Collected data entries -
________________________

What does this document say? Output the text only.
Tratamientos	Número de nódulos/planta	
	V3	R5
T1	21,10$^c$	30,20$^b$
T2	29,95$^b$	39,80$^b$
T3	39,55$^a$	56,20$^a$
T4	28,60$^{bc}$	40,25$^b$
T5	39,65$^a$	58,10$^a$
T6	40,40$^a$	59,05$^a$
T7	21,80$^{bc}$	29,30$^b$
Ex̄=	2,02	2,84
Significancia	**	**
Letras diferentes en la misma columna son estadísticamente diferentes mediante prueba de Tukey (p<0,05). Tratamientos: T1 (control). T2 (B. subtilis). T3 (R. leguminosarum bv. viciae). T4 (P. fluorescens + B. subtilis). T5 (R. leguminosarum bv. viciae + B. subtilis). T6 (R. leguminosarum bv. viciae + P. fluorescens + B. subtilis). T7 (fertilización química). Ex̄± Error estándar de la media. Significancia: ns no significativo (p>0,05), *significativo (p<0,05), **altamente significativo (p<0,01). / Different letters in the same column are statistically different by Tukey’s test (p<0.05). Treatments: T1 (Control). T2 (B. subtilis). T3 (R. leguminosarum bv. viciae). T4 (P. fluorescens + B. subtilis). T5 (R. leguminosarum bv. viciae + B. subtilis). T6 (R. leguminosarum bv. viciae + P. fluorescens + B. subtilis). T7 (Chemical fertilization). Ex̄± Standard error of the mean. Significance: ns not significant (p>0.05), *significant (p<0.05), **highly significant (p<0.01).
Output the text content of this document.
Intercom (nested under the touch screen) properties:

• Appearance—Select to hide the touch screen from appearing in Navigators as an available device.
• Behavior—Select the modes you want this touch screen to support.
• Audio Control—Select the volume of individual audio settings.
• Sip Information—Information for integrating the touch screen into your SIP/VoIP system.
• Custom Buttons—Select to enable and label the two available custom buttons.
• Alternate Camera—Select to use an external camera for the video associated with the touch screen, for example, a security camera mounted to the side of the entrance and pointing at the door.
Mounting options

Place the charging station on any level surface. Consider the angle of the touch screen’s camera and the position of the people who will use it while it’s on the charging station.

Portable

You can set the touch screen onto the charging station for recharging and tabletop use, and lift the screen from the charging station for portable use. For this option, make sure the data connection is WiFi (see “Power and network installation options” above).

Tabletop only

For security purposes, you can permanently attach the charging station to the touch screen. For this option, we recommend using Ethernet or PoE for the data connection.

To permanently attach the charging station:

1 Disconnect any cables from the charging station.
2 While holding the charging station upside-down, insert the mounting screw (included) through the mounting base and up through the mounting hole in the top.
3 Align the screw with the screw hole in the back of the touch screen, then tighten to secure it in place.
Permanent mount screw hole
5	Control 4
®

________________________

GIVEN TASK - From the listing above, pick out each line where the word "attach" appears.

FINISHED TASK -
For security purposes, you can permanently attach the charging station to the touch screen. For this option, we recommend using Ethernet or PoE for the data connection.
To permanently attach the charging station:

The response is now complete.